[Task inputs start]
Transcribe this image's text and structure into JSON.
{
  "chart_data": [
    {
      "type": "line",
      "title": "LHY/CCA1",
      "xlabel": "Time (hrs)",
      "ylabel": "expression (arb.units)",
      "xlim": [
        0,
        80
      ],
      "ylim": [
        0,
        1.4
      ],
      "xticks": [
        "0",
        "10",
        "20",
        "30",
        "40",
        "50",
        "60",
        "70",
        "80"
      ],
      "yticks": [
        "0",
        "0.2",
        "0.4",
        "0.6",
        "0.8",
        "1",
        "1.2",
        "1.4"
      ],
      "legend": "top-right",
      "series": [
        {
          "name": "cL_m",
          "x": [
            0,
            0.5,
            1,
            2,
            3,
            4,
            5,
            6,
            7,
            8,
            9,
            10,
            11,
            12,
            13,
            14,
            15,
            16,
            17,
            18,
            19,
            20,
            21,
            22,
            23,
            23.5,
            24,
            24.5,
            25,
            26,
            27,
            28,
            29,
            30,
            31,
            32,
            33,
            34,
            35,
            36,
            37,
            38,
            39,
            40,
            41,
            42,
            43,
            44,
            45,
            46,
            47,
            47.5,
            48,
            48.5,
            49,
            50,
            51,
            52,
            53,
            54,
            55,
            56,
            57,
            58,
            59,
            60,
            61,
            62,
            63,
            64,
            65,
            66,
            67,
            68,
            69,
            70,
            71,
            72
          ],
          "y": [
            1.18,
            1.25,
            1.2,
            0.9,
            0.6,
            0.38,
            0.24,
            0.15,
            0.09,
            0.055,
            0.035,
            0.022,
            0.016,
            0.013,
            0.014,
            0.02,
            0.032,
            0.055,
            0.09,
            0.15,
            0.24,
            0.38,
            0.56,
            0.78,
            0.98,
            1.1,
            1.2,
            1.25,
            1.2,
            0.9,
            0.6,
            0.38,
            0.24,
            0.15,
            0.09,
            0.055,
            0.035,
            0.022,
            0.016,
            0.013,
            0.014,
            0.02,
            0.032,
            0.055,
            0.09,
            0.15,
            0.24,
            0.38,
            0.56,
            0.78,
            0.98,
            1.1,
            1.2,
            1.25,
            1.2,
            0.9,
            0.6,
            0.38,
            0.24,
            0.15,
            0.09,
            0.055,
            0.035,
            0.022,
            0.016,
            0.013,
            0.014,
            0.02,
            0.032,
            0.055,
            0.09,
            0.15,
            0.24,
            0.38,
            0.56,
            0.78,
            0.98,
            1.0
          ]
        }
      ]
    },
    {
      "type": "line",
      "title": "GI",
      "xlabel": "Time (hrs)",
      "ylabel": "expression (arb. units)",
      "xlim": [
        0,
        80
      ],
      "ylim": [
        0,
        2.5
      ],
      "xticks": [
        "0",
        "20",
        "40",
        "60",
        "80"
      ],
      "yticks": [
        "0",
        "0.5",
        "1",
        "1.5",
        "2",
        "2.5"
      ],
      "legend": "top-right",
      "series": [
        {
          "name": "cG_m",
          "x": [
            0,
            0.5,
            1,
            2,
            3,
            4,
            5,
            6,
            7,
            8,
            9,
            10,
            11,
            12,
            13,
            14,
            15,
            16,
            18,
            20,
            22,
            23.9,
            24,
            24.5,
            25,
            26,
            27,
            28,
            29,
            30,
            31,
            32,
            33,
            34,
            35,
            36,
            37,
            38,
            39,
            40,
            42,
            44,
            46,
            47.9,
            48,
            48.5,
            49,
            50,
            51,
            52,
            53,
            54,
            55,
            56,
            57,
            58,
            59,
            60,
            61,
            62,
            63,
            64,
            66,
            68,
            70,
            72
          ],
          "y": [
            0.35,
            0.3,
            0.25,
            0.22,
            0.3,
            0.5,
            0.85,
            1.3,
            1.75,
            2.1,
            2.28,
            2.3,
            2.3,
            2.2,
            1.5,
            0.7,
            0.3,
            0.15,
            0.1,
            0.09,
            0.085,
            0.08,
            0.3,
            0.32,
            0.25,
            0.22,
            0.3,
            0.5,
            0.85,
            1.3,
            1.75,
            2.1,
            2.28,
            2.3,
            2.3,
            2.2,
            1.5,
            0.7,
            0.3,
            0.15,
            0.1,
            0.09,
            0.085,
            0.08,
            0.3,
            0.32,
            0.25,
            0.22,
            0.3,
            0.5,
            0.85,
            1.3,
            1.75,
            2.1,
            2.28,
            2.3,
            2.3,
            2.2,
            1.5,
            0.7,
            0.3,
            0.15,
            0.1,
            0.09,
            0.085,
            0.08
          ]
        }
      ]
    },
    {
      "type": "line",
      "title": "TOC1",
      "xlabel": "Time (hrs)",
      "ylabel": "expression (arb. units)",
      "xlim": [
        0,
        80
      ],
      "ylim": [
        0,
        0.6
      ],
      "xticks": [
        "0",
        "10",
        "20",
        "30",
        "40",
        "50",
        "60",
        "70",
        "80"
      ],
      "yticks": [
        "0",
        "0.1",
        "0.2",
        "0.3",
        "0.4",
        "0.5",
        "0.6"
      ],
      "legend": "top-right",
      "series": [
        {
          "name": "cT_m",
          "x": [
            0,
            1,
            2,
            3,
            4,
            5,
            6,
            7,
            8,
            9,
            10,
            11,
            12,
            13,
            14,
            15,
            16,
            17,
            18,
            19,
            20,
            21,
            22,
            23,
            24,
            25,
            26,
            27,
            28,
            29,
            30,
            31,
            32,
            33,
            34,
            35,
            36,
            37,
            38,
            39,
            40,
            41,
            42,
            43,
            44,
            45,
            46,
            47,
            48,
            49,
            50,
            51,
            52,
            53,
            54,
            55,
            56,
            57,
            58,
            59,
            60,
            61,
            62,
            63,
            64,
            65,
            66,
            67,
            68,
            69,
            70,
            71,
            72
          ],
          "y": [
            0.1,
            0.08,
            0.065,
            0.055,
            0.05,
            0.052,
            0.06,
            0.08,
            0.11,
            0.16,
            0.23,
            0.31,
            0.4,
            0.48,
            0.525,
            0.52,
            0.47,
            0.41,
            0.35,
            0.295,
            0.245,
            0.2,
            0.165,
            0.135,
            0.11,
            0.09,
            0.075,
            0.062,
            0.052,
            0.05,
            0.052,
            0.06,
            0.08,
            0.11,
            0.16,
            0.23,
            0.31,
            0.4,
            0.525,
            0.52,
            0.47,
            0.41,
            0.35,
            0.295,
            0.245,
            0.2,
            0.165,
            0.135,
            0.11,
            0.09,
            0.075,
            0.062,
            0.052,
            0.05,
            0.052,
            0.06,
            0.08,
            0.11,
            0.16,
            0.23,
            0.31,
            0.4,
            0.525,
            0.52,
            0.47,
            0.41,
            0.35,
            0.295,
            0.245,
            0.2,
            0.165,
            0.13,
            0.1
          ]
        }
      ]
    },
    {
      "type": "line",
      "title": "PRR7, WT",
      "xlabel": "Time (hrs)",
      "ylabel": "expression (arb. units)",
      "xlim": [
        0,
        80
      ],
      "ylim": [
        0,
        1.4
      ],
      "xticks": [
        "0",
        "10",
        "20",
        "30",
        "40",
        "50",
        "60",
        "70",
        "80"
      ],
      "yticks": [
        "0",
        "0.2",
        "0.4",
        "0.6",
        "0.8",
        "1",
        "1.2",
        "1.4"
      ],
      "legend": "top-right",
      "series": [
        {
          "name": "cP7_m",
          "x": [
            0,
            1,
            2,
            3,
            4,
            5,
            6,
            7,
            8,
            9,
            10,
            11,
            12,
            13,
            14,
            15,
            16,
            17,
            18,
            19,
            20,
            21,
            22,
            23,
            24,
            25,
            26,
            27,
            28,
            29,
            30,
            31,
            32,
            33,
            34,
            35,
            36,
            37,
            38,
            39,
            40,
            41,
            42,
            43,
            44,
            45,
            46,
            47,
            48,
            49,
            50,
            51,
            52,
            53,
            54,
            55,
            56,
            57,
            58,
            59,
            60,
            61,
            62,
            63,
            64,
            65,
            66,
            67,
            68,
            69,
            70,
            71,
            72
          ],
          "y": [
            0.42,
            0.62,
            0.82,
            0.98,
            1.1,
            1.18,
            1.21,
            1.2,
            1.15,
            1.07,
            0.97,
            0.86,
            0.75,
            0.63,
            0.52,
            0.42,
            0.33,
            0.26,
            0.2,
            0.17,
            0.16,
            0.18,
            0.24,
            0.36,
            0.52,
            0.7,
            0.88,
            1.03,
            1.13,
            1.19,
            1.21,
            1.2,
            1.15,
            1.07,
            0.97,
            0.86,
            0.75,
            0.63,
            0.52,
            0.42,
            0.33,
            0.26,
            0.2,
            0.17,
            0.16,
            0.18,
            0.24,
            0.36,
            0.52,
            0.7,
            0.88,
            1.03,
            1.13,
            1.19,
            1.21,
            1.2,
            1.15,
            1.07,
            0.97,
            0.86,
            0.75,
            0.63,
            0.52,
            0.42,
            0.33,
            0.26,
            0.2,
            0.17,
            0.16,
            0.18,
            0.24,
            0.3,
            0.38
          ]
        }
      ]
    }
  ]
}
[Task inputs end]
• Instructions to follow:
What is the number of lines containing "title"? Give that number only.

• Full solution:
4